_DIRECTION_.
In the data below, find every line that has the string "object", and copy it.
########
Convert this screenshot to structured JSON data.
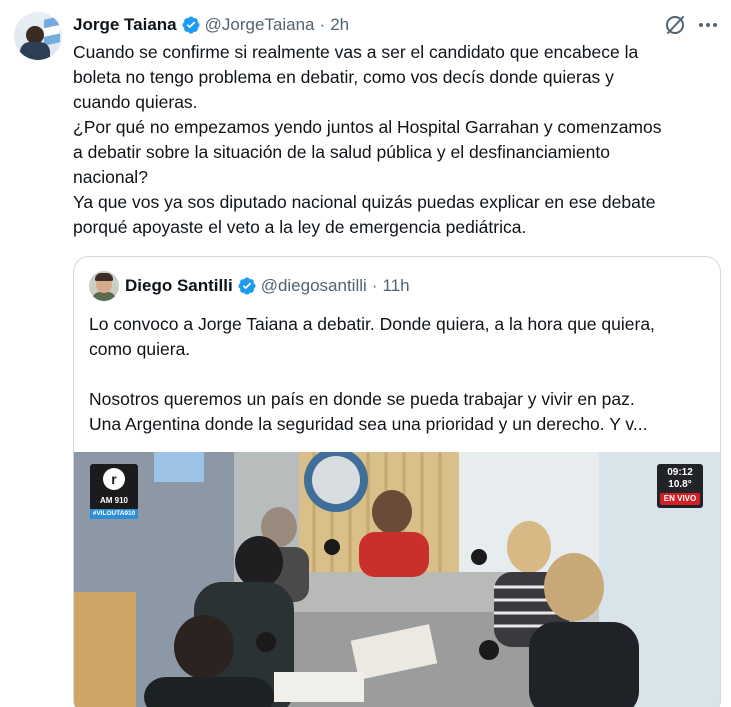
{
  "tweet": {
    "author_name": "Jorge Taiana",
    "author_handle": "@JorgeTaiana",
    "separator": "·",
    "time": "2h",
    "verified_icon": "verified-badge-icon",
    "actions": [
      "grok-icon",
      "more-icon"
    ],
    "text_lines": [
      "Cuando se confirme si realmente vas a ser el candidato que encabece la",
      "boleta no tengo problema en debatir, como vos decís donde quieras y",
      "cuando quieras.",
      "¿Por qué no empezamos yendo juntos al Hospital Garrahan y comenzamos",
      "a debatir sobre la situación de la salud pública y el desfinanciamiento",
      "nacional?",
      "Ya que vos ya sos diputado nacional quizás puedas explicar en ese debate",
      "porqué apoyaste el veto a la ley de emergencia pediátrica."
    ]
  },
  "quoted": {
    "author_name": "Diego Santilli",
    "author_handle": "@diegosantilli",
    "separator": "·",
    "time": "11h",
    "paragraph1_lines": [
      "Lo convoco a Jorge Taiana a debatir. Donde quiera, a la hora que quiera,",
      "como quiera."
    ],
    "paragraph2_lines": [
      "Nosotros queremos un país en donde se pueda trabajar y vivir en paz.",
      "Una Argentina donde la seguridad sea una prioridad y un derecho. Y v..."
    ],
    "media": {
      "station_logo_letter": "r",
      "station_tag": "AM 910",
      "hashtag": "#VILOUTA910",
      "clock": "09:12",
      "temperature": "10.8°",
      "live_label": "EN VIVO"
    }
  },
  "colors": {
    "text": "#0f1419",
    "secondary": "#536471",
    "border": "#cfd9de",
    "verified": "#1d9bf0",
    "live_red": "#d21f26"
  }
}
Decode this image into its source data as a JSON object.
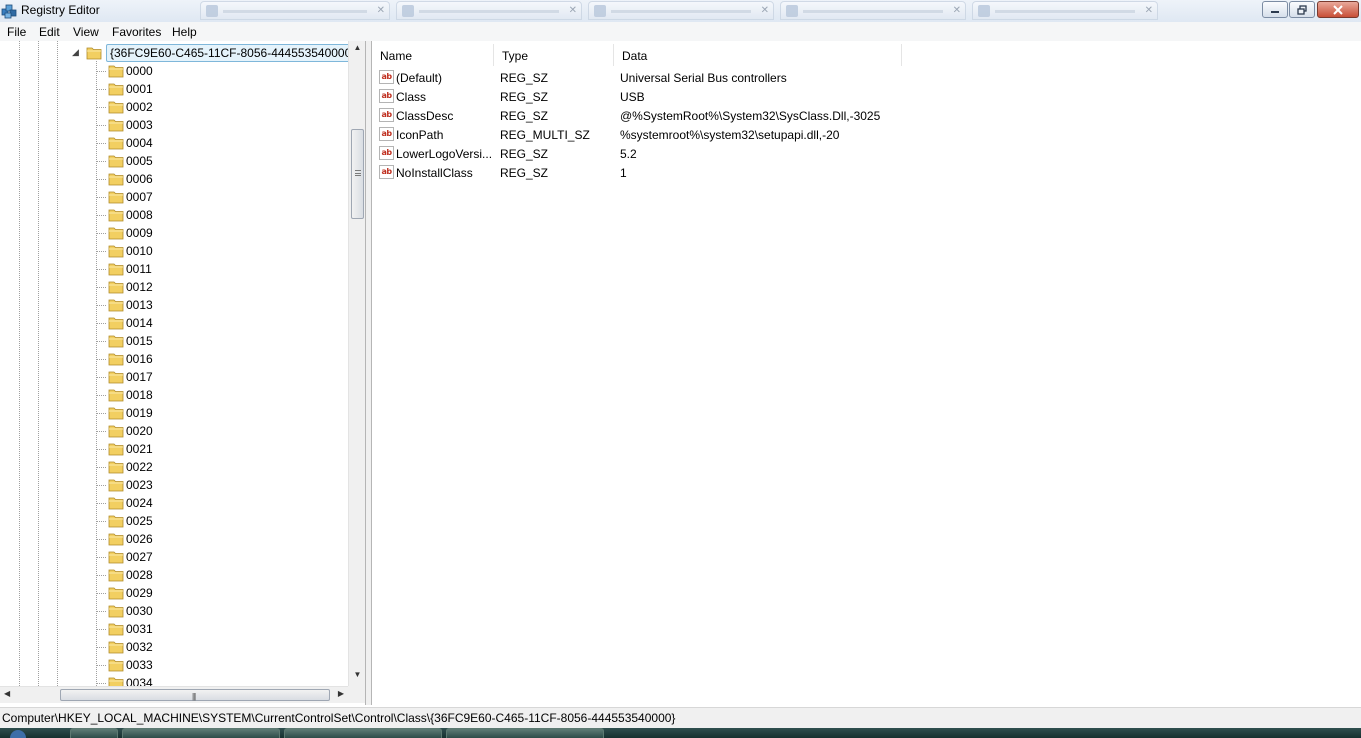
{
  "window": {
    "title": "Registry Editor",
    "icon": "registry-editor-icon"
  },
  "menu": [
    "File",
    "Edit",
    "View",
    "Favorites",
    "Help"
  ],
  "tree": {
    "selected_key": "{36FC9E60-C465-11CF-8056-444553540000}",
    "children": [
      "0000",
      "0001",
      "0002",
      "0003",
      "0004",
      "0005",
      "0006",
      "0007",
      "0008",
      "0009",
      "0010",
      "0011",
      "0012",
      "0013",
      "0014",
      "0015",
      "0016",
      "0017",
      "0018",
      "0019",
      "0020",
      "0021",
      "0022",
      "0023",
      "0024",
      "0025",
      "0026",
      "0027",
      "0028",
      "0029",
      "0030",
      "0031",
      "0032",
      "0033",
      "0034"
    ]
  },
  "values": {
    "columns": [
      "Name",
      "Type",
      "Data"
    ],
    "rows": [
      {
        "name": "(Default)",
        "type": "REG_SZ",
        "data": "Universal Serial Bus controllers"
      },
      {
        "name": "Class",
        "type": "REG_SZ",
        "data": "USB"
      },
      {
        "name": "ClassDesc",
        "type": "REG_SZ",
        "data": "@%SystemRoot%\\System32\\SysClass.Dll,-3025"
      },
      {
        "name": "IconPath",
        "type": "REG_MULTI_SZ",
        "data": "%systemroot%\\system32\\setupapi.dll,-20"
      },
      {
        "name": "LowerLogoVersi...",
        "type": "REG_SZ",
        "data": "5.2"
      },
      {
        "name": "NoInstallClass",
        "type": "REG_SZ",
        "data": "1"
      }
    ],
    "row_icon_text": "ab"
  },
  "statusbar": {
    "path": "Computer\\HKEY_LOCAL_MACHINE\\SYSTEM\\CurrentControlSet\\Control\\Class\\{36FC9E60-C465-11CF-8056-444553540000}"
  },
  "colors": {
    "selection_bg": "#e5f3fb",
    "selection_border": "#7fb7da",
    "folder_yellow": "#f2cf61",
    "string_icon_red": "#c03020"
  }
}
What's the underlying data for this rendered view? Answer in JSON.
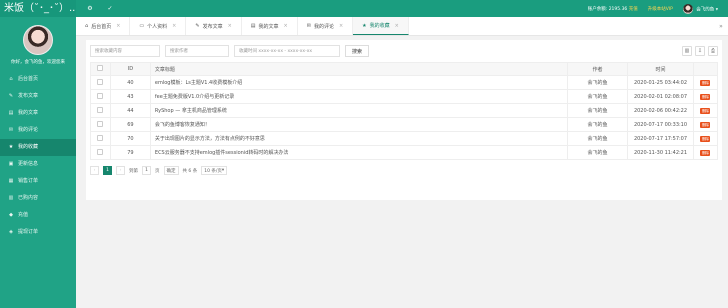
{
  "app": {
    "logo": "米饭（˘･_･˘）..."
  },
  "user": {
    "greeting": "你好，会飞的鱼，欢迎您来"
  },
  "sidebar": {
    "items": [
      {
        "icon": "home-icon",
        "glyph": "⌂",
        "label": "后台首页"
      },
      {
        "icon": "edit-icon",
        "glyph": "✎",
        "label": "发布文章"
      },
      {
        "icon": "file-icon",
        "glyph": "▤",
        "label": "我的文章"
      },
      {
        "icon": "comment-icon",
        "glyph": "✉",
        "label": "我的评论"
      },
      {
        "icon": "star-icon",
        "glyph": "★",
        "label": "我的收藏"
      },
      {
        "icon": "info-icon",
        "glyph": "▣",
        "label": "更新信息"
      },
      {
        "icon": "order-icon",
        "glyph": "▦",
        "label": "销售订单"
      },
      {
        "icon": "box-icon",
        "glyph": "▥",
        "label": "已购内容"
      },
      {
        "icon": "recharge-icon",
        "glyph": "◆",
        "label": "充值"
      },
      {
        "icon": "bill-icon",
        "glyph": "◈",
        "label": "提现订单"
      }
    ],
    "active_index": 4
  },
  "topbar": {
    "balance_label": "账户余额:",
    "balance_value": "2195.36",
    "balance_action": "充值",
    "vip_label": "升级本站VIP",
    "username": "会飞的鱼"
  },
  "tabs": [
    {
      "icon": "home-icon",
      "glyph": "⌂",
      "label": "后台首页",
      "active": false
    },
    {
      "icon": "profile-icon",
      "glyph": "▭",
      "label": "个人资料",
      "active": false
    },
    {
      "icon": "edit-icon",
      "glyph": "✎",
      "label": "发布文章",
      "active": false
    },
    {
      "icon": "file-icon",
      "glyph": "▤",
      "label": "我的文章",
      "active": false
    },
    {
      "icon": "comment-icon",
      "glyph": "✉",
      "label": "我的评论",
      "active": false
    },
    {
      "icon": "star-icon",
      "glyph": "★",
      "label": "我的收藏",
      "active": true
    }
  ],
  "filters": {
    "title_placeholder": "搜索收藏内容",
    "author_placeholder": "搜索作者",
    "date_placeholder": "收藏时间 xxxx-xx-xx - xxxx-xx-xx",
    "search_label": "搜索"
  },
  "table": {
    "headers": {
      "id": "ID",
      "title": "文章标题",
      "author": "作者",
      "time": "时间",
      "op": ""
    },
    "rows": [
      {
        "id": "40",
        "title": "emlog模板：Ls主题V1.4收费模板介绍",
        "author": "会飞的鱼",
        "time": "2020-01-25 03:44:02",
        "op": "删除"
      },
      {
        "id": "43",
        "title": "fee主题免费版V1.0介绍与更新记录",
        "author": "会飞的鱼",
        "time": "2020-02-01 02:08:07",
        "op": "删除"
      },
      {
        "id": "44",
        "title": "RyShop — 拿主机商品管理系统",
        "author": "会飞的鱼",
        "time": "2020-02-06 00:42:22",
        "op": "删除"
      },
      {
        "id": "69",
        "title": "会飞的鱼博客恢复通知！",
        "author": "会飞的鱼",
        "time": "2020-07-17 00:33:10",
        "op": "删除"
      },
      {
        "id": "70",
        "title": "关于出现图片的显示方法，方法有点例的不好意思",
        "author": "会飞的鱼",
        "time": "2020-07-17 17:57:07",
        "op": "删除"
      },
      {
        "id": "79",
        "title": "ECS云服务器不支持emlog插件sessionid转码时的解决办法",
        "author": "会飞的鱼",
        "time": "2020-11-30 11:42:21",
        "op": "删除"
      }
    ]
  },
  "pager": {
    "prev": "‹",
    "current": "1",
    "next": "›",
    "goto_label": "到第",
    "goto_value": "1",
    "page_unit": "页",
    "confirm": "确定",
    "total": "共 6 条",
    "per_page": "10 条/页"
  }
}
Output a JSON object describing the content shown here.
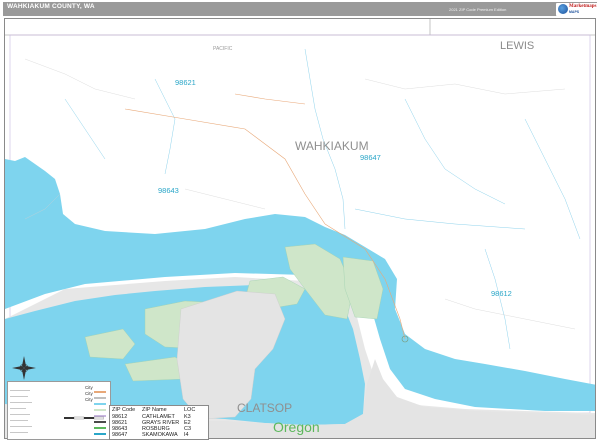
{
  "header": {
    "title": "WAHKIAKUM COUNTY, WA",
    "edition": "2021 ZIP Code Premium Edition",
    "logo_text": "Marketmaps",
    "logo_sub": "MAPS"
  },
  "map": {
    "county_label": "WAHKIAKUM",
    "neighbors": {
      "north_west": "PACIFIC",
      "north_east": "LEWIS",
      "south": "CLATSOP",
      "state_south": "Oregon"
    },
    "zip_labels": [
      "98621",
      "98647",
      "98643",
      "98612"
    ],
    "colors": {
      "water": "#7ed4ee",
      "land_oregon": "#e6e6e6",
      "island_green": "#cfe6c9",
      "zip_text": "#2aa6c8",
      "header_bar": "#9a9a9a",
      "oregon_text": "#5cb85c"
    }
  },
  "legend": {
    "city_key": [
      "City",
      "City",
      "City"
    ]
  },
  "zip_table": {
    "headers": [
      "ZIP Code",
      "ZIP Name",
      "LOC"
    ],
    "rows": [
      [
        "98612",
        "CATHLAMET",
        "K3"
      ],
      [
        "98621",
        "GRAYS RIVER",
        "E2"
      ],
      [
        "98643",
        "ROSBURG",
        "C3"
      ],
      [
        "98647",
        "SKAMOKAWA",
        "I4"
      ]
    ]
  }
}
########
_RESPONSE TO THIS EXERCISE_.
Decode this image into its source data as a JSON object.
Output a JSON object describing the content shown here.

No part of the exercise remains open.